WHAT TO PRODUCE —
Gather, from the listing beneath this task, every line holding the string "page".

━━━━━━━━━━

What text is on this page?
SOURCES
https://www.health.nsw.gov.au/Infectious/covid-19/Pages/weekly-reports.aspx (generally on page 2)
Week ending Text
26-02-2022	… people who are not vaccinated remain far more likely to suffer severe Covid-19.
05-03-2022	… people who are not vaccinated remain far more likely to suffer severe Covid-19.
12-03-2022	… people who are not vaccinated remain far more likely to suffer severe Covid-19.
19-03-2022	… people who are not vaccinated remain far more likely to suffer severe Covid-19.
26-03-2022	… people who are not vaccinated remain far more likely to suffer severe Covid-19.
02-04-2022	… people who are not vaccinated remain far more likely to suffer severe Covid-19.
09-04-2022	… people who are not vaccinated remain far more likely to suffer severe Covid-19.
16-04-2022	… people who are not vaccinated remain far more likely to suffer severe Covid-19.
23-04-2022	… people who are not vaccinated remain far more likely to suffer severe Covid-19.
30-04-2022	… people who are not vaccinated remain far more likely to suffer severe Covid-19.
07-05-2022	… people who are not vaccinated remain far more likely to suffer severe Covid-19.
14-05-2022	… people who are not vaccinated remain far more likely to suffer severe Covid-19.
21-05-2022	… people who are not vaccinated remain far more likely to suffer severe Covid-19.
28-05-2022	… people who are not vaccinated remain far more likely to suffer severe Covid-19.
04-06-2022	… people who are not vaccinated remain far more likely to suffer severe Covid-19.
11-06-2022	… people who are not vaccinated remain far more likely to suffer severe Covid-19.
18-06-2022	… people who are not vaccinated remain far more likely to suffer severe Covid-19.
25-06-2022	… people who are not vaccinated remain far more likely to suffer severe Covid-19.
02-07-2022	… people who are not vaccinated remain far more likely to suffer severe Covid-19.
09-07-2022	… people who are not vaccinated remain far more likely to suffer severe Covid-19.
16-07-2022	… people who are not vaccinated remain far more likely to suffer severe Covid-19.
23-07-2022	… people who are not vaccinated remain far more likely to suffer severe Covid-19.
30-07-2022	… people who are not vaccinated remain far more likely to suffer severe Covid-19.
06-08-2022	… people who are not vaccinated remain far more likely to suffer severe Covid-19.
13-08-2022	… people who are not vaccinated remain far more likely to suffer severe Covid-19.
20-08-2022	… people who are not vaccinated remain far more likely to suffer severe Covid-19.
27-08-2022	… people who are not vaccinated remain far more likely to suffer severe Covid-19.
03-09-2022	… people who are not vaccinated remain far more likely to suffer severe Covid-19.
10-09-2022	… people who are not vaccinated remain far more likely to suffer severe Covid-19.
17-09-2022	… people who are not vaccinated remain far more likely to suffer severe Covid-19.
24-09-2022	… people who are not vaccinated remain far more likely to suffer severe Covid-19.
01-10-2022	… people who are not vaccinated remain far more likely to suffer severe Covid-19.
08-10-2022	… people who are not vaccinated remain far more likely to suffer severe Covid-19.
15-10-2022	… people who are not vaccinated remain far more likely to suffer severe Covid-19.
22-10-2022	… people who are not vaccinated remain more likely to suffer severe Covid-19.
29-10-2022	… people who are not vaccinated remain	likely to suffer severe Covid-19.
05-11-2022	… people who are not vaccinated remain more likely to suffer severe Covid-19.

━━━━━━━━━━

REPLY —
What text is on this page?
https://www.health.nsw.gov.au/Infectious/covid-19/Pages/weekly-reports.aspx (generally on page 2)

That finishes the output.